Храм при дороге
Железная дорога – она как река. Этакий речной бассейн, объединяющий в единое целое огромные пространства. Взять, к примеру, одну из старейших в России Северную железную дорогу. Помнится, выясняли мы, где заканчивается Русский Север. Брали в расчёт географию, историю, климат и даже названия областных газет. В Архангельске выходила «Правда Севера», в Ярославле – «Северный рабочий». Глядь, и в соседней с Ярославлем Костроме «Северная правда». Значит, там, на берегу Волги, и заканчивается наш Север? Подтверждения этому так и не получили. А оно ведь есть – на карте этой самой Северной железной дороги. Там шесть участков: Сосногорский, Сольвычегодский, Архангельский, Ярославский, Вологодский и Буйский. Узловая станция Буй как раз и находится в Костромской области.
Прежде я был здесь всего один раз, в молодые годы, когда путешествовал на родину своего отца. В середине 50-х уехал он из своей деревни Шалыгино Макарьевского района Костромской области на север Карелии, оставив старый дедовский дом с вишнёвым садом, могилы предков у храма, любимые леса, где сызмальства бродил с берданкой. Тосковал ли он по родине? Там, в Карелии, были такие же дремучие леса – рай для охотника – и такая же рыбалка. И если Костромскую область считать Севером, то, получается, по сути, он как бы никуда и не уезжал?
Вокзал в Буе я не узнал – прямо из стен его выросла церковь с тремя куполами. Выходишь из вагона, пересекаешь перрон – и ты уже в храме. Внутри всё как в обычной церкви, пахнет ладаном, видно недавно была служба. Знакомлюсь с работницей у свечного киоска, зовут её Ангелина.
– Давно храм на вокзале появился? – спрашиваю.
– Так он всегда был, просто в советское время купола посносили и устроили в нём один из залов ожидания. А к 2003 году всё восстановили.
– Пассажиры часто заглядывают?
– Постоянно. Поезда потоком идут: из Читы в Москву, из Новокузнецка в Санкт-Петербург, а также из Кирова, Тюмени, Екатеринбурга, Абакана… Стоянка пятнадцать минут, люди забегают и свечки ставят. Некоторые успевают и помолиться. Вот только что девушка заходила: «Ой, я прогуляться на перрон вышла и кошелёк не взяла. Можно я вам денежку за свечку из Москвы на телефон перекину?» «Да Господь с вами, – говорю, – берите так». Положила свои в кассу. Но к нам не только с поезда ходят. Здесь рядом конечная остановка автобуса, и те, кто из деревень в город приезжает, обратного автобуса ожидаючи, заходят помолиться и требы заказать. Ну и местные, кто рядом живёт, конечно, на службы приходят. У нас же обычная приходская церковь. В воскресные дни и на праздники чуть ли не по сто человек стоят.

- [Предоставленный материал]
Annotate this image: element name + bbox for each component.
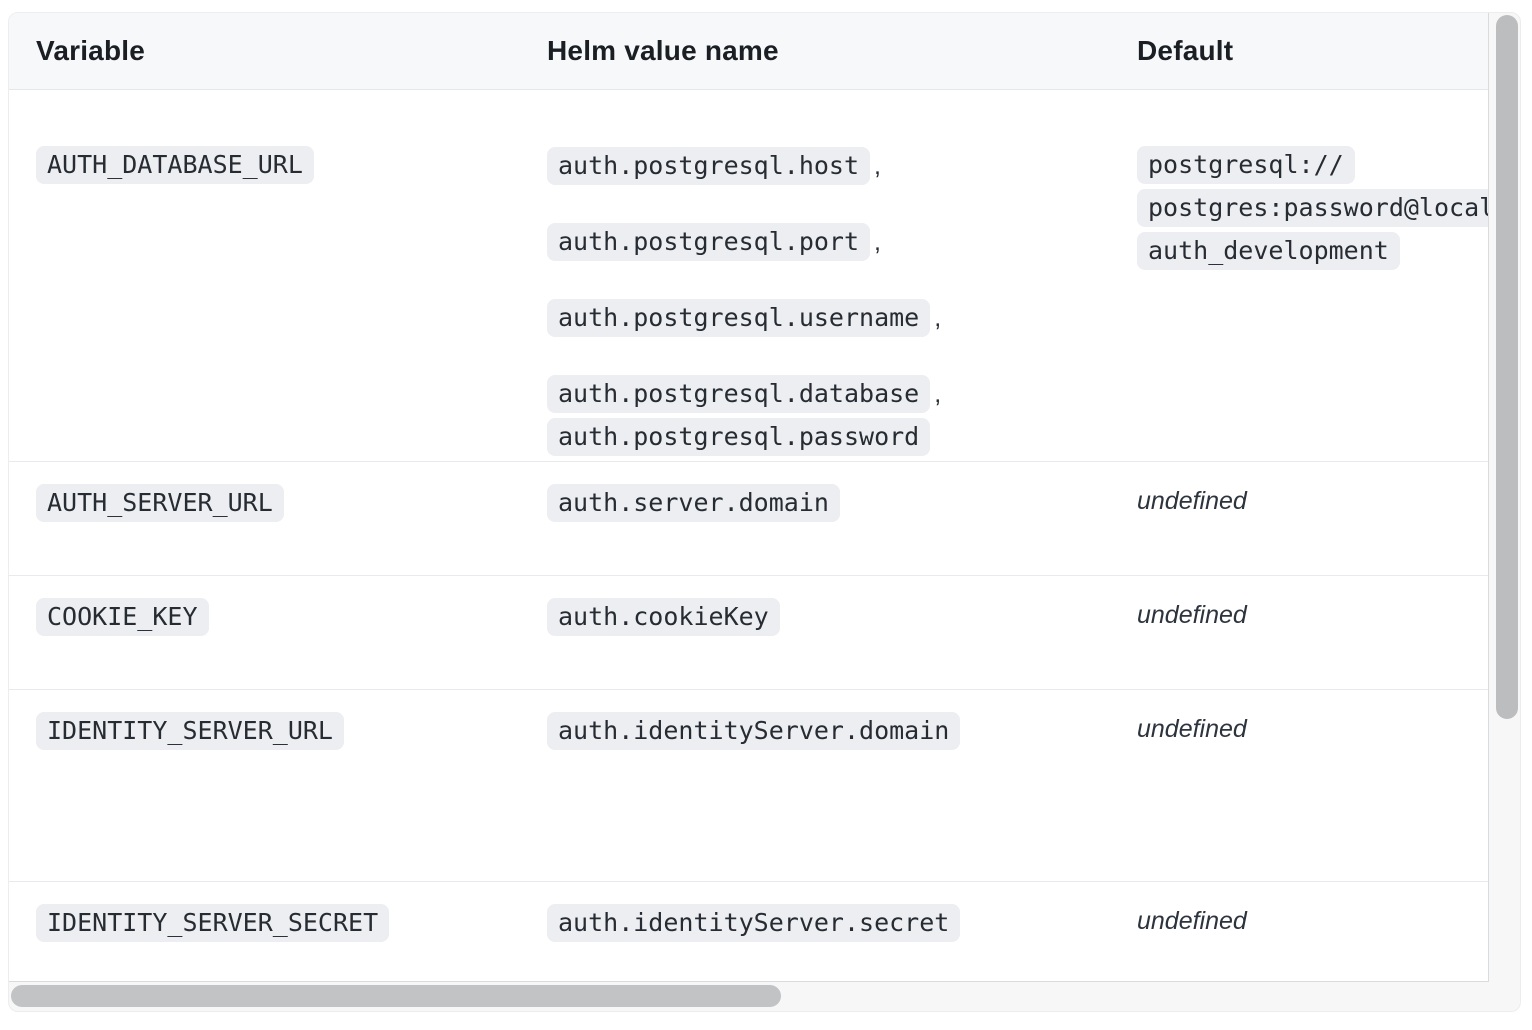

- [Список заданий]
• 1. Сколько минут, по словам Ангелины из очерка «Храм при дороге», длится стоянка поездов в Буе?
• 2. Перепишите без изменений фрагмент очерка «Храм при дороге», начиная со слов «Вокзал в Буе» и заканчивая словами «году всё восстановили.».
• 3. Перечислите все участки Северной железной дороги, которые названы в очерке «Храм при дороге».
Приведённый материал получен из другого источника.

- [Ответы на задания]
• 1. Пятнадцать минут.

• 2.
Вокзал в Буе я не узнал – прямо из стен его выросла церковь с тремя куполами. Выходишь из вагона, пересекаешь перрон – и ты уже в храме. Внутри всё как в обычной церкви, пахнет ладаном, видно недавно была служба. Знакомлюсь с работницей у свечного киоска, зовут её Ангелина.
– Давно храм на вокзале появился? – спрашиваю.
– Так он всегда был, просто в советское время купола посносили и устроили в нём один из залов ожидания. А к 2003 году всё восстановили.

• 3. Сосногорский, Сольвычегодский, Архангельский, Ярославский, Вологодский, Буйский.